All of the data should be output character for character, except the pictures.

:: Items ::
<<<<

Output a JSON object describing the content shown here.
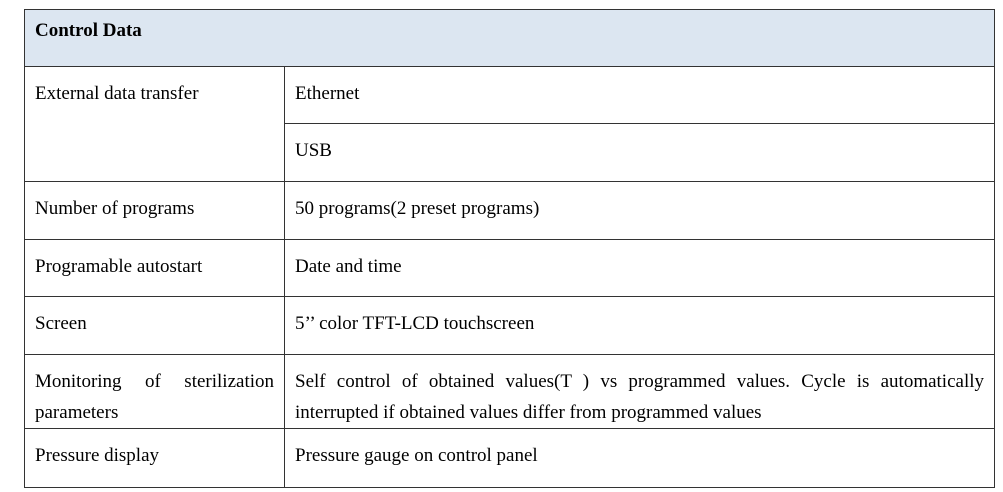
{
  "table": {
    "title": "Control Data",
    "rows": [
      {
        "label": "External data transfer",
        "values": [
          "Ethernet",
          "USB"
        ]
      },
      {
        "label": "Number of programs",
        "values": [
          "50 programs(2 preset programs)"
        ]
      },
      {
        "label": "Programable autostart",
        "values": [
          "Date and time"
        ]
      },
      {
        "label": "Screen",
        "values": [
          "5’’ color TFT-LCD touchscreen"
        ]
      },
      {
        "label": "Monitoring of sterilization parameters",
        "values": [
          "Self control of obtained values(T ) vs programmed values. Cycle is automatically interrupted if obtained values differ from programmed values"
        ]
      },
      {
        "label": "Pressure display",
        "values": [
          "Pressure gauge on control panel"
        ]
      }
    ]
  }
}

>>>>

:: Finished answer ::
Output a JSON object describing the content shown here.
{
  "table": {
    "title": "Control Data",
    "rows": [
      {
        "label": "External data transfer",
        "values": [
          "Ethernet",
          "USB"
        ]
      },
      {
        "label": "Number of programs",
        "values": [
          "50 programs(2 preset programs)"
        ]
      },
      {
        "label": "Programable autostart",
        "values": [
          "Date and time"
        ]
      },
      {
        "label": "Screen",
        "values": [
          "5’’ color TFT-LCD touchscreen"
        ]
      },
      {
        "label": "Monitoring of sterilization parameters",
        "values": [
          "Self control of obtained values(T ) vs programmed values. Cycle is automatically interrupted if obtained values differ from programmed values"
        ]
      },
      {
        "label": "Pressure display",
        "values": [
          "Pressure gauge on control panel"
        ]
      }
    ]
  }
}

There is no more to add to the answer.